(Entries taken from a collection)

☆ ☆ ☆ ☆ ☆

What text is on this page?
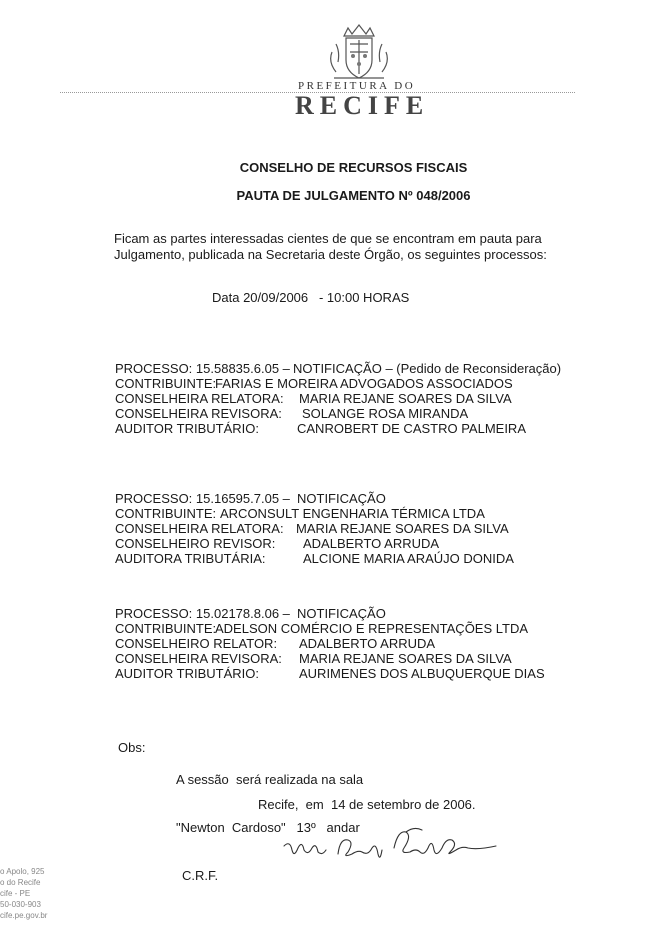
PREFEITURA DO
RECIFE
CONSELHO DE RECURSOS FISCAIS
PAUTA DE JULGAMENTO Nº 048/2006
Ficam as partes interessadas cientes de que se encontram em pauta para Julgamento, publicada na Secretaria deste Órgão, os seguintes processos:
Data 20/09/2006   - 10:00 HORAS
PROCESSO: 15.58835.6.05 – NOTIFICAÇÃO – (Pedido de Reconsideração)
CONTRIBUINTE:
FARIAS E MOREIRA ADVOGADOS ASSOCIADOS
CONSELHEIRA RELATORA: MARIA REJANE SOARES DA SILVA
CONSELHEIRA REVISORA: SOLANGE ROSA MIRANDA
AUDITOR TRIBUTÁRIO:	CANROBERT DE CASTRO PALMEIRA
PROCESSO: 15.16595.7.05 – NOTIFICAÇÃO
CONTRIBUINTE: ARCONSULT ENGENHARIA TÉRMICA LTDA
CONSELHEIRA RELATORA: MARIA REJANE SOARES DA SILVA
CONSELHEIRO REVISOR: ADALBERTO ARRUDA
AUDITORA TRIBUTÁRIA:	ALCIONE MARIA ARAÚJO DONIDA
PROCESSO: 15.02178.8.06 – NOTIFICAÇÃO
CONTRIBUINTE:
ADELSON COMÉRCIO E REPRESENTAÇÕES LTDA
CONSELHEIRO RELATOR: ADALBERTO ARRUDA
CONSELHEIRA REVISORA: MARIA REJANE SOARES DA SILVA
AUDITOR TRIBUTÁRIO:	AURIMENES DOS ALBUQUERQUE DIAS
Obs:

A sessão  será realizada na sala

"Newton  Cardoso"   13º   andar

C.R.F.

Recife,  em  14 de setembro de 2006.
o Apolo, 925
o do Recife
cife - PE
50-030-903
cife.pe.gov.br
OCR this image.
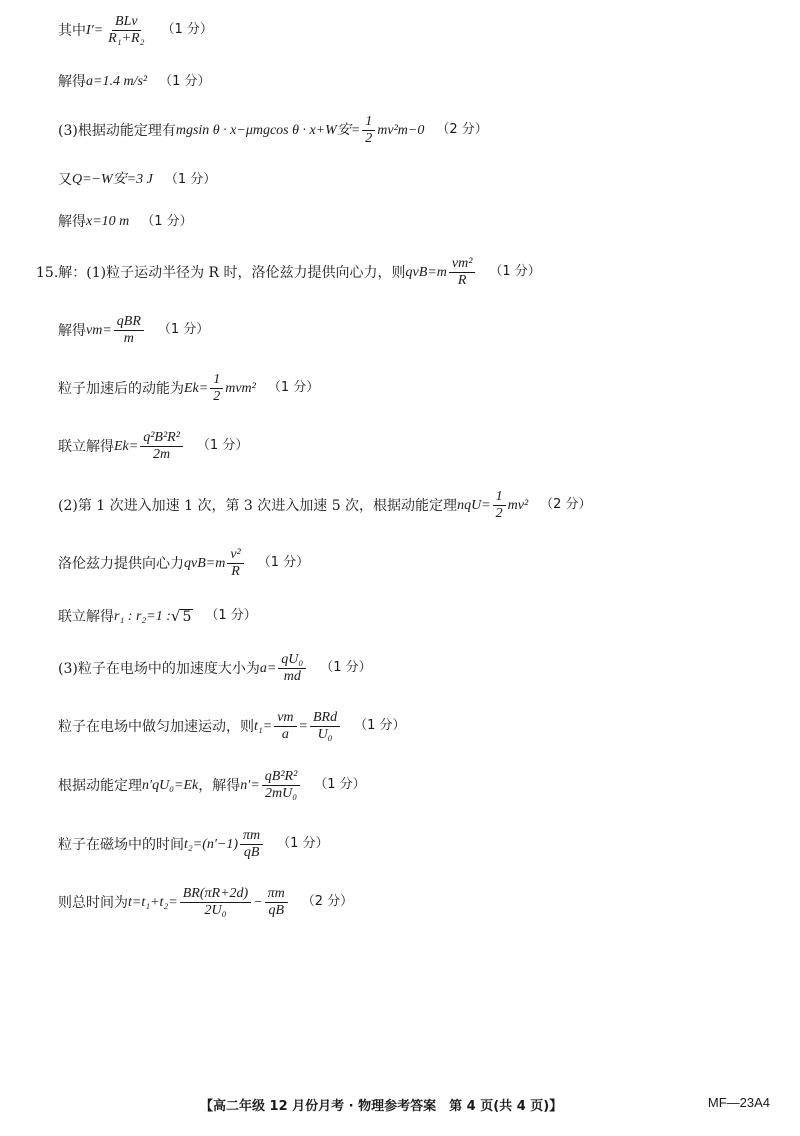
其中 $I'= \frac{\text{BLv}}{\text{R₁+R₂}} (1$ 分）
解得 a=1.4 m/s² （1 分）
(3)根据动能定理有 mgsin θ · x−μmgcos θ · x+W安= $\frac{1}{2} mv^2m-0$ （2 分）
又 Q=−W安=3 J （1 分）
解得 x=10 m （1 分）
15.解：(1)粒子运动半径为 R 时，洛伦兹力提供向心力，则 $qvB=m \frac{\text{vm²}}{R} (1$ 分）
解得 $vm= \frac{\text{qBR}}{m} (1$ 分）
粒子加速后的动能为 $Ek= \frac{1}{2} mvm^2$ （1 分）
联立解得 $Ek= \frac{\text{q²B²R²}}{2m} (1$ 分）
(2)第 1 次进入加速 1 次，第 3 次进入加速 5 次，根据动能定理 $nqU= \frac{1}{2} mv^2$ （2 分）
洛伦兹力提供向心力 $qvB=m \frac{\text{v²}}{R} (1$ 分）
联立解得 r₁ : r₂=1 : √ 5 （1 分）
(3)粒子在电场中的加速度大小为 $a= \frac{\text{qU₀}}{md} (1$ 分）
粒子在电场中做匀加速运动，则 $t_1= \frac{vm}{a} = \frac{\text{BRd}}{\text{U₀}} (1$ 分）
根据动能定理 n′qU₀=Ek ，解得 $n'= \frac{\text{qB²R²}}{\text{2mU₀}} (1$ 分）
粒子在磁场中的时间 $t_2=(n'-1) \frac{\pi m}{qB} (1$ 分）
则总时间为 $t=t_1+t_2= \frac{BR(\pi R+2d)}{\text{2U₀}} - \frac{\pi m}{qB} (2$ 分）
【高二年级 12 月份月考 · 物理参考答案　第 4 页(共 4 页)】	MF—23A4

☆ ☆ ☆ ☆ ☆

Your objective - Report how many lines above hold the string "REVISORA", giving nothing but the number.

Task response - 2